**PROBLEM STATEMENT**
In the data below, take the lines from the one with "right-page-number: ص: ٣٠٢: [958, 168, 978, 175]" to the one with "left-page-number: ص: ٣٠١: [460, 140, 480, 147]" and write them out again, changing "paragraph" to "passage" and leaving everything else untouched. Give only those lines.
################
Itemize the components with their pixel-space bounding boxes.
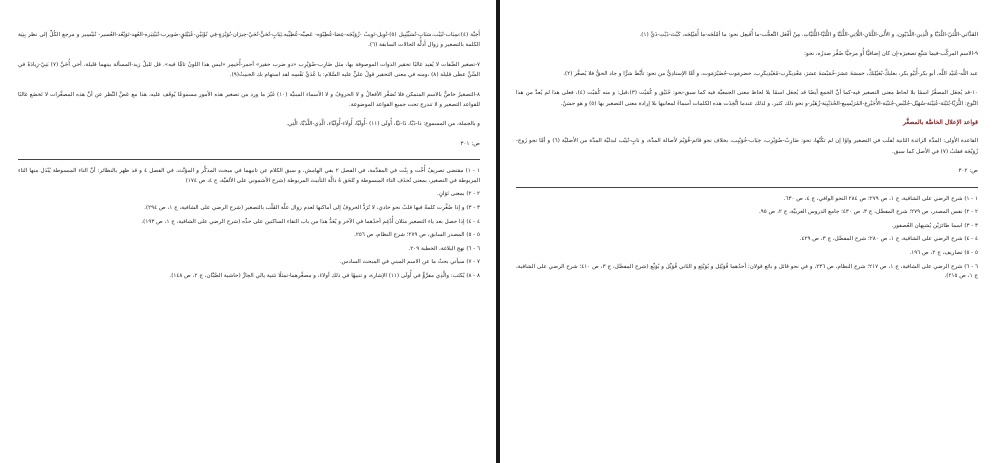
right-page-number: ص: ٣٠٢: [958, 168, 978, 175]
right-paragraph-4: ١٠-قد يُجعَل المصغَّرُ اسمًا بلا لحاظ معنى التصغير فيه-كما أنَّ الجمع أيضًا قد يُجعَل اسمًا بلا لحاظ معنى الجمعيَّة فيه كما سبق-نحو: جُنَيْق و كُمَيْت (٣)،قيل: و منه كُمَيْت (٤)، فعلى هذا لم يُعدَّ من هذا النَّوع: الثُّرَيَّا-بُتَيْنَة-عُيَيْنَة-سُهَيْل-جُلَيْس-جُنَيْبَة-الأُجَيْرِع-المُرَيْسِيع-الحُدَيْبِيَة-زُهَيْر-و نحو ذلك كثير، و لذلك عندما اتُّخِذَت هذه الكلمات أسماءً لمعانيها بلا إرادة معنى التصغير بها (٥) و هو حسَنٌ.: [516, 90, 978, 107]
right-footnote-4: ٤ - ٤) شرح الرضي على الشافية، ج ١، ص ٢٨٠؛ شرح المفصَّل، ج ٣، ص ٤٢٩.: [799, 236, 978, 243]
left-footnote-2: ٢ - ٢) بمعنى تَوَانٍ.: [437, 191, 480, 198]
right-footnote-rule: [516, 187, 978, 188]
right-page: [500, 0, 996, 463]
left-footnote-3: ٣ - ٣) و إذا صُغِّرت كلمةٌ فيها قلبٌ نحو حادي، لا تُرَدُّ الحروفُ إلى أماكنها لعدم زوال علَّة القَلْب بالتصغير (شرح الرضي على الشافية، ج ١، ص ٢٩٤).: [144, 205, 480, 212]
left-footnote-8: ٨ - ٨) يُكتَب: والَّذِي مقرَّوٌّ في أُولَى (١١) الإشارة، و تنبيهًا في ذلك أولاءَ، و مصغَّرهما-تمثلًا تثنية يالي الجارِّ (حاشية الصَّبَّان، ج ٢، ص ١٤٨).: [169, 273, 480, 279]
right-footnote-1: ١ - ١) شرح الرضي على الشافية، ج ١، ص ٢٧٩؛ ص ٢٨٤ النحو الوافي، ج ٤، ص ٦٣٠.: [783, 195, 978, 202]
right-footnotes: [516, 195, 978, 282]
right-paragraph-1: القَذَّاني-اللُّتَيّ-اللَّذَيَّا و الَّذِين-اللَّذَيّون، و الأُلَى-اللَّتَانِ-اللَّاتِي-اللُّتَيَّا و اللَّتَيَّا-اللُّتَيَّاتِ. مِنْ أَفْعَل التَّعجُّب-ما أُفَيعِل نحو: ما أمْلَحَه-ما أُمَيْلِحَه، كَيْتَ-ذَيْتِ-ذَيِّ (١).: [639, 32, 978, 38]
right-paragraph-2: ٩-الاسم المركَّب-فيما شبَّع تصغيرَه-إن كان إضافيًّا أُو مزجيًّا صُغِّر صدرُه، نحو:: [804, 51, 978, 58]
left-paragraph-1: أَخِيَّة (٤):سِبَاب-تُيَيْب.سَبَابٍ-تُسَيِّيْبِيل (٥)-تُوِيل-تَوِيبٌ -زُوَيْجَه-عِصَا-عُطِيّوَه- عَصِيَّه-عُطِيِّيه.ثِيَابٍ-تُحَيُّ-تُحَيْ-حِيرَان-نُوَيْرَةٍ-فِي نُوْيَيْنِ-عُيَيْلِقٍ-ضَويرب-تُبَيْتِيَره-العُهد-تَوَيْعُد-العُسير- تُبَيْسِير و مرجع الكُلِّ إلى نظر بِنِيَة الكلمة بالتصغير و زوال أَدلَّة الحالات السابقة (٦).: [18, 32, 480, 49]
left-page-number: ص: ٣٠١: [460, 140, 480, 147]
left-footnotes: [18, 167, 480, 281]
left-footnote-6: ٦ - ٦) نهج البلاغة، الخطبة ٢٠٩.: [408, 245, 480, 252]
left-footnote-7: ٧ - ٧) سيأتي بحثٌ ما عن الاسم المبني في المبحث السادس.: [339, 259, 480, 266]
left-paragraph-2: ٧-تصغير الصِّفات لا يُفيد غالبًا تحقير الذوات الموصوفة بها، مثل ضَارِب-ضُوَيْرِب «دو ضرب حقير» أحمر-أُحَيمِر «ليس هذا اللونُ تامًّا فيه». قل تَليلٌ زيد-المسألة بينهما قليلة، أخي أُخَيَّ (٧) بَنِيّ-زِيادَةٌ في السِّنِّ عظَى قليلة (٨) ،ومنه في معنى التحقير قولُ عليٍّ عليه السَّلام: يا عُدَيِّ نَفْسِه لقد استهام بك الخبيثُ(٩).: [18, 61, 480, 79]
right-footnote-6: ٦ - ٦) شرح الرضي على الشافية، ج ١، ص ٢١٧؛ شرح النظام، ص ٢٣٦، و في نحو قائل و بائع قولان: أحدُهما قُوَيْئِل و بُوَيْئِع و الثاني قُوَيِّل و بُوَيِّع (شرح المفصَّل، ج ٣، ص ٤١٠؛ شرح الرضي على الشافية، ج ١، ص ٢١٥).: [516, 263, 979, 280]
right-paragraph-3: عبد اللَّه-عُبَيْد اللَّه، أبو بكر-أُبَيْو بكر، بعلبكَّ-بُعَيْلِبَكَّ، خمسَةَ عشرَ-خُمَيْسَةَ عشرَ، مَعْدِيكَرِب-مُعَيْدِيكَرِب، حضرمَوت-حُضَيْرَمَوت، و أمَّا الإسنادِيُّ من نحو: تأَبَّطَ شرًّا و جاد الحقُّ فلا يُصغَّر (٢).: [563, 70, 978, 77]
right-footnote-3: ٣ - ٣) اسما طائرَيْن يُشبِهان العُصفور.: [891, 222, 978, 229]
left-paragraph-3: ٨-التصغيرُ خاصٌّ بالاسم المتمكن فلا تُصَغَّر الأفعالُ و لا الحروفُ و لا الأسماء المبنيَّة (١٠) غَيْرَ ما ورد من تصغير هذه الأمور مسموعًا يُوقَف عليه، هذا مع عَضِّ النَّظر عن أنَّ هذه المصغَّرات لا تَخضَع غالبًا للقواعد التصغير و لا تندرج تحت جميع القواعد الموضوعة.: [18, 91, 480, 109]
right-paragraph-5: القاعدة الأولى: المدَّة الزائدة الثانية تُقلَب في التصغير واوًا إن لم تكُنْها، نحو: ضَارِبٌ-ضُوَيْرِب، خِيَاب-خُوَيْيِب، بخلاف نحو قائم-قُوَيْم لأصالة المدَّة، و نابٍ-نُيَيْب لبدليَّة المدَّة من الأصليَّة (٦) و أمَّا نحو زَوج-زُوَيْجَة فقلبُ (٧) في الأصل كما سبق.: [516, 138, 978, 155]
left-footnote-rule: [18, 159, 480, 160]
left-page: [0, 0, 496, 463]
right-footnote-5: ٥ - ٥) تصاريف، ج ٢، ص ١٩٦.: [909, 250, 978, 257]
left-footnote-5: ٥ - ٥) المصدر السابق، ص ٢٧٩؛ شرح النظام، ص ٢٥٦.: [354, 232, 480, 239]
right-footnote-2: ٢ - ٢) نفس المصدر، ص ٢٧٩؛ شرح المفصَّل، ج ٣، ص ٤٣٠؛ جامع الدروس العربيَّة، ج ٢، ص ٩٥.: [758, 209, 978, 216]
left-paragraph-4: و بالجملة، من المسموع: ذا-ذَيَّا، ذَا-تَيَّا، أُولَى (١١) -أُولَيَّا، أُولَاء-أُولَيَّاء، الَّذِي-اللَّذَيَّا، الَّتِي.: [286, 121, 480, 128]
left-footnote-1: ١ - ١) مقتضى تصريفٌ أُخْت و بِنْت في المقدَّمة، في الفصل ٢ بقي الهامش، و سبق الكلام عن تانيهما في مبحث المذكَّر و المؤنَّث، في الفصل ٤ و قد ظهر بالنظائر: أنَّ التاء المبسوطة يُبْدَل منها التاء المربوطة في التصغير، بمعنى تُحذَف التاء المبسوطة و تُلحَق ةُ دالَّة التأنيث المربوطة (شرح الأشموني على الألفيَّة، ج ٤، ص ١٧٤): [18, 168, 480, 184]
left-footnote-4: ٤ - ٤) إذا حصل بعد ياء التصغير مثلان أُدْغِم أحدُهما في الآخر و يُعَدُّ هذا من باب التقاء الساكنين على حدِّه (شرح الرضي على الشافية، ج ١، ص ١٩٣).: [141, 218, 480, 225]
section-heading: قواعد الإعلال الخاصَّة بالمصغَّر: [903, 119, 978, 127]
################
**WRITTEN SOLUTION**
right-page-number: ص: ٣٠٢: [958, 168, 978, 175]
right-passage-4: ١٠-قد يُجعَل المصغَّرُ اسمًا بلا لحاظ معنى التصغير فيه-كما أنَّ الجمع أيضًا قد يُجعَل اسمًا بلا لحاظ معنى الجمعيَّة فيه كما سبق-نحو: جُنَيْق و كُمَيْت (٣)،قيل: و منه كُمَيْت (٤)، فعلى هذا لم يُعدَّ من هذا النَّوع: الثُّرَيَّا-بُتَيْنَة-عُيَيْنَة-سُهَيْل-جُلَيْس-جُنَيْبَة-الأُجَيْرِع-المُرَيْسِيع-الحُدَيْبِيَة-زُهَيْر-و نحو ذلك كثير، و لذلك عندما اتُّخِذَت هذه الكلمات أسماءً لمعانيها بلا إرادة معنى التصغير بها (٥) و هو حسَنٌ.: [516, 90, 978, 107]
right-footnote-4: ٤ - ٤) شرح الرضي على الشافية، ج ١، ص ٢٨٠؛ شرح المفصَّل، ج ٣، ص ٤٢٩.: [799, 236, 978, 243]
left-footnote-2: ٢ - ٢) بمعنى تَوَانٍ.: [437, 191, 480, 198]
right-footnote-rule: [516, 187, 978, 188]
right-page: [500, 0, 996, 463]
left-footnote-3: ٣ - ٣) و إذا صُغِّرت كلمةٌ فيها قلبٌ نحو حادي، لا تُرَدُّ الحروفُ إلى أماكنها لعدم زوال علَّة القَلْب بالتصغير (شرح الرضي على الشافية، ج ١، ص ٢٩٤).: [144, 205, 480, 212]
left-footnote-8: ٨ - ٨) يُكتَب: والَّذِي مقرَّوٌّ في أُولَى (١١) الإشارة، و تنبيهًا في ذلك أولاءَ، و مصغَّرهما-تمثلًا تثنية يالي الجارِّ (حاشية الصَّبَّان، ج ٢، ص ١٤٨).: [169, 273, 480, 279]
right-footnote-1: ١ - ١) شرح الرضي على الشافية، ج ١، ص ٢٧٩؛ ص ٢٨٤ النحو الوافي، ج ٤، ص ٦٣٠.: [783, 195, 978, 202]
right-footnotes: [516, 195, 978, 282]
right-passage-1: القَذَّاني-اللُّتَيّ-اللَّذَيَّا و الَّذِين-اللَّذَيّون، و الأُلَى-اللَّتَانِ-اللَّاتِي-اللُّتَيَّا و اللَّتَيَّا-اللُّتَيَّاتِ. مِنْ أَفْعَل التَّعجُّب-ما أُفَيعِل نحو: ما أمْلَحَه-ما أُمَيْلِحَه، كَيْتَ-ذَيْتِ-ذَيِّ (١).: [639, 32, 978, 38]
right-passage-2: ٩-الاسم المركَّب-فيما شبَّع تصغيرَه-إن كان إضافيًّا أُو مزجيًّا صُغِّر صدرُه، نحو:: [804, 51, 978, 58]
left-passage-1: أَخِيَّة (٤):سِبَاب-تُيَيْب.سَبَابٍ-تُسَيِّيْبِيل (٥)-تُوِيل-تَوِيبٌ -زُوَيْجَه-عِصَا-عُطِيّوَه- عَصِيَّه-عُطِيِّيه.ثِيَابٍ-تُحَيُّ-تُحَيْ-حِيرَان-نُوَيْرَةٍ-فِي نُوْيَيْنِ-عُيَيْلِقٍ-ضَويرب-تُبَيْتِيَره-العُهد-تَوَيْعُد-العُسير- تُبَيْسِير و مرجع الكُلِّ إلى نظر بِنِيَة الكلمة بالتصغير و زوال أَدلَّة الحالات السابقة (٦).: [18, 32, 480, 49]
left-page-number: ص: ٣٠١: [460, 140, 480, 147]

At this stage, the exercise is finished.